┌─ SUPPLIED MATERIAL
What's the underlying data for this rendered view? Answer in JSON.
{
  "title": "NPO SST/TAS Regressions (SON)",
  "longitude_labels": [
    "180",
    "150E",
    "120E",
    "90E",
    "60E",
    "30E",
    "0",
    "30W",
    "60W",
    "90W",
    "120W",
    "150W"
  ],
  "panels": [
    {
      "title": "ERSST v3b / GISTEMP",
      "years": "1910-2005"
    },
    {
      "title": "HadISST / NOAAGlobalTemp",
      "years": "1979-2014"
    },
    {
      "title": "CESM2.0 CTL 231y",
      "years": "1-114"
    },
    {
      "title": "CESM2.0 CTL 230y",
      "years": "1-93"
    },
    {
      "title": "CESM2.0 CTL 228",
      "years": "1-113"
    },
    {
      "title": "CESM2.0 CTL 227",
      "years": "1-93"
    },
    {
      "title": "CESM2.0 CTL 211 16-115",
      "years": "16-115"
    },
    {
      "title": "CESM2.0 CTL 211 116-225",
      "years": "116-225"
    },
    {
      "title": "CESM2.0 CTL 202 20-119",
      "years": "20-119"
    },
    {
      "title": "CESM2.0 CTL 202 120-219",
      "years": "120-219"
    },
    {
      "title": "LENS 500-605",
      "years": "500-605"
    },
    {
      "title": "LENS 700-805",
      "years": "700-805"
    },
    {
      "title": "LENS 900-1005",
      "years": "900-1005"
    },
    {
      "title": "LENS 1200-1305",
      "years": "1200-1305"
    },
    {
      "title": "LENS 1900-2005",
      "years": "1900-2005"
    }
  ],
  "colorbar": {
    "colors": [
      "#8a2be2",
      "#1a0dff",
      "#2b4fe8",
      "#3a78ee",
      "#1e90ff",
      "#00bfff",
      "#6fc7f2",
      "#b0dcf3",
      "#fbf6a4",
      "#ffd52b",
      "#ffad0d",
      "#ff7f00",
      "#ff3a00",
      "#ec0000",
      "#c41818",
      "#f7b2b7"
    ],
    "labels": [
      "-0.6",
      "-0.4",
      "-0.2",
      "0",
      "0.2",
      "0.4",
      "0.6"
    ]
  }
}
└─
**TASK PROMPT**
In the records above, find each line that holds the word "LENS"; copy all such lines.

**PROBLEM SOLUTION**
      "title": "LENS 500-605",
      "title": "LENS 700-805",
      "title": "LENS 900-1005",
      "title": "LENS 1200-1305",
      "title": "LENS 1900-2005",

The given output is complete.